Provided data:

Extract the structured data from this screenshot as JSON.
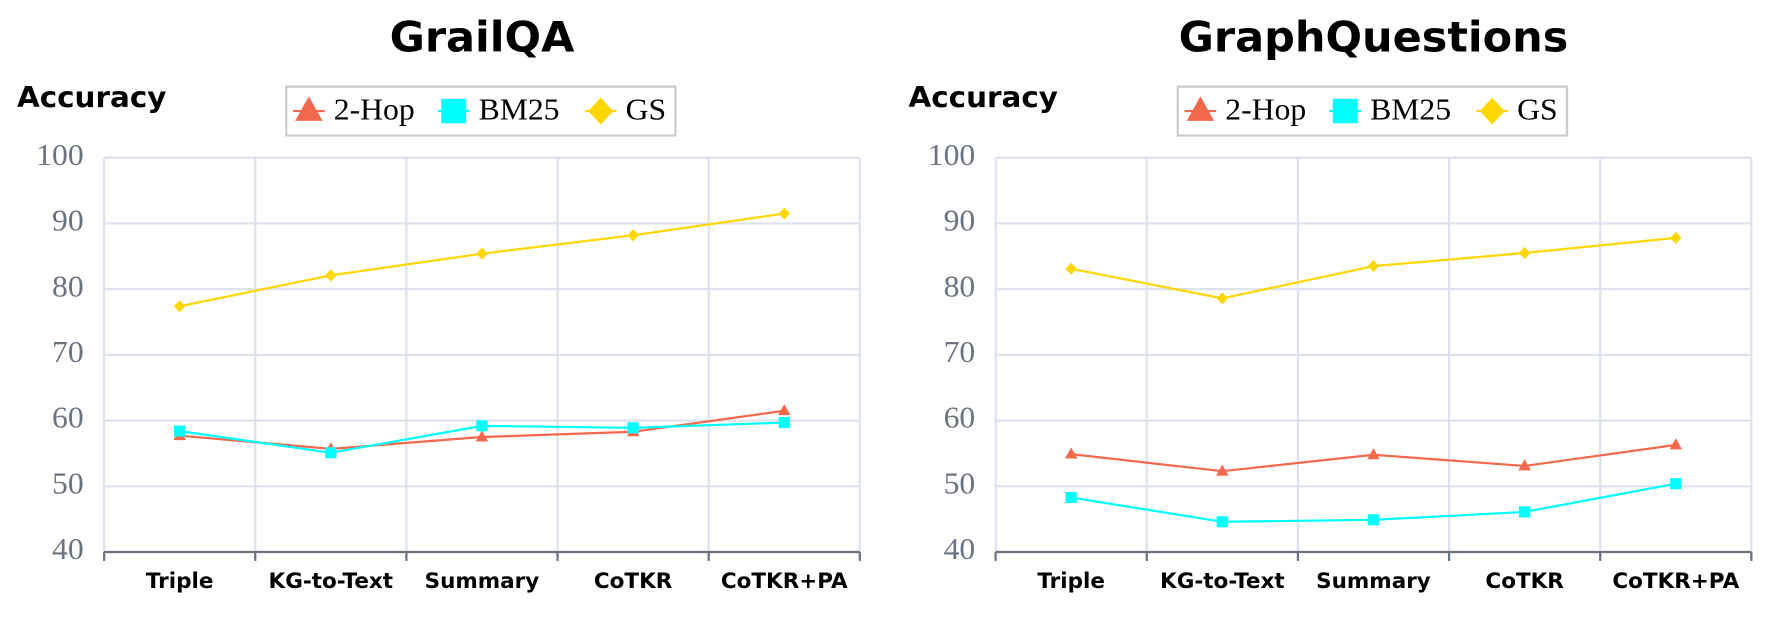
{
  "chart_data": [
    {
      "type": "line",
      "title": "GrailQA",
      "y_label": "Accuracy",
      "categories": [
        "Triple",
        "KG-to-Text",
        "Summary",
        "CoTKR",
        "CoTKR+PA"
      ],
      "series": [
        {
          "name": "2-Hop",
          "color": "#f4694c",
          "marker": "triangle",
          "values": [
            57.7,
            55.7,
            57.5,
            58.3,
            61.5
          ]
        },
        {
          "name": "BM25",
          "color": "#00ffff",
          "marker": "square",
          "values": [
            58.4,
            55.1,
            59.2,
            58.9,
            59.7
          ]
        },
        {
          "name": "GS",
          "color": "#ffd700",
          "marker": "diamond",
          "values": [
            77.4,
            82.1,
            85.4,
            88.2,
            91.5
          ]
        }
      ],
      "ylim": [
        40,
        100
      ],
      "yticks": [
        40,
        50,
        60,
        70,
        80,
        90,
        100
      ],
      "grid": true
    },
    {
      "type": "line",
      "title": "GraphQuestions",
      "y_label": "Accuracy",
      "categories": [
        "Triple",
        "KG-to-Text",
        "Summary",
        "CoTKR",
        "CoTKR+PA"
      ],
      "series": [
        {
          "name": "2-Hop",
          "color": "#f4694c",
          "marker": "triangle",
          "values": [
            54.9,
            52.3,
            54.8,
            53.1,
            56.3
          ]
        },
        {
          "name": "BM25",
          "color": "#00ffff",
          "marker": "square",
          "values": [
            48.3,
            44.6,
            44.9,
            46.1,
            50.4
          ]
        },
        {
          "name": "GS",
          "color": "#ffd700",
          "marker": "diamond",
          "values": [
            83.1,
            78.6,
            83.5,
            85.5,
            87.8
          ]
        }
      ],
      "ylim": [
        40,
        100
      ],
      "yticks": [
        40,
        50,
        60,
        70,
        80,
        90,
        100
      ],
      "grid": true
    }
  ]
}
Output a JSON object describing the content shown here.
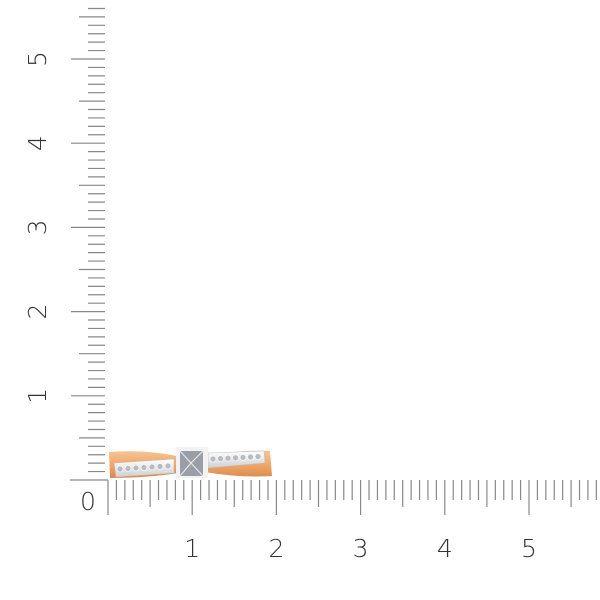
{
  "ruler": {
    "unit": "cm",
    "x_labels": [
      "0",
      "1",
      "2",
      "3",
      "4",
      "5"
    ],
    "y_labels": [
      "1",
      "2",
      "3",
      "4",
      "5"
    ],
    "x_max": 5.8,
    "y_max": 5.6,
    "minor_step": 0.1,
    "tick_color": "#888888"
  },
  "product": {
    "name": "ring-side-view",
    "gold_color": "#f0a86a",
    "white_gold_color": "#e8e8e8"
  }
}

Task objective:
Working from the material above, transcribe it exactly while omitting pictures.

Exercise result:
Extract the structured data from this screenshot as JSON.
{
  "chart_data": [
    {
      "type": "line",
      "title": "GrailQA",
      "y_label": "Accuracy",
      "categories": [
        "Triple",
        "KG-to-Text",
        "Summary",
        "CoTKR",
        "CoTKR+PA"
      ],
      "series": [
        {
          "name": "2-Hop",
          "color": "#f4694c",
          "marker": "triangle",
          "values": [
            57.7,
            55.7,
            57.5,
            58.3,
            61.5
          ]
        },
        {
          "name": "BM25",
          "color": "#00ffff",
          "marker": "square",
          "values": [
            58.4,
            55.1,
            59.2,
            58.9,
            59.7
          ]
        },
        {
          "name": "GS",
          "color": "#ffd700",
          "marker": "diamond",
          "values": [
            77.4,
            82.1,
            85.4,
            88.2,
            91.5
          ]
        }
      ],
      "ylim": [
        40,
        100
      ],
      "yticks": [
        40,
        50,
        60,
        70,
        80,
        90,
        100
      ],
      "grid": true
    },
    {
      "type": "line",
      "title": "GraphQuestions",
      "y_label": "Accuracy",
      "categories": [
        "Triple",
        "KG-to-Text",
        "Summary",
        "CoTKR",
        "CoTKR+PA"
      ],
      "series": [
        {
          "name": "2-Hop",
          "color": "#f4694c",
          "marker": "triangle",
          "values": [
            54.9,
            52.3,
            54.8,
            53.1,
            56.3
          ]
        },
        {
          "name": "BM25",
          "color": "#00ffff",
          "marker": "square",
          "values": [
            48.3,
            44.6,
            44.9,
            46.1,
            50.4
          ]
        },
        {
          "name": "GS",
          "color": "#ffd700",
          "marker": "diamond",
          "values": [
            83.1,
            78.6,
            83.5,
            85.5,
            87.8
          ]
        }
      ],
      "ylim": [
        40,
        100
      ],
      "yticks": [
        40,
        50,
        60,
        70,
        80,
        90,
        100
      ],
      "grid": true
    }
  ]
}
Output a JSON object describing the content shown here.
{
  "ruler": {
    "unit": "cm",
    "x_labels": [
      "0",
      "1",
      "2",
      "3",
      "4",
      "5"
    ],
    "y_labels": [
      "1",
      "2",
      "3",
      "4",
      "5"
    ],
    "x_max": 5.8,
    "y_max": 5.6,
    "minor_step": 0.1,
    "tick_color": "#888888"
  },
  "product": {
    "name": "ring-side-view",
    "gold_color": "#f0a86a",
    "white_gold_color": "#e8e8e8"
  }
}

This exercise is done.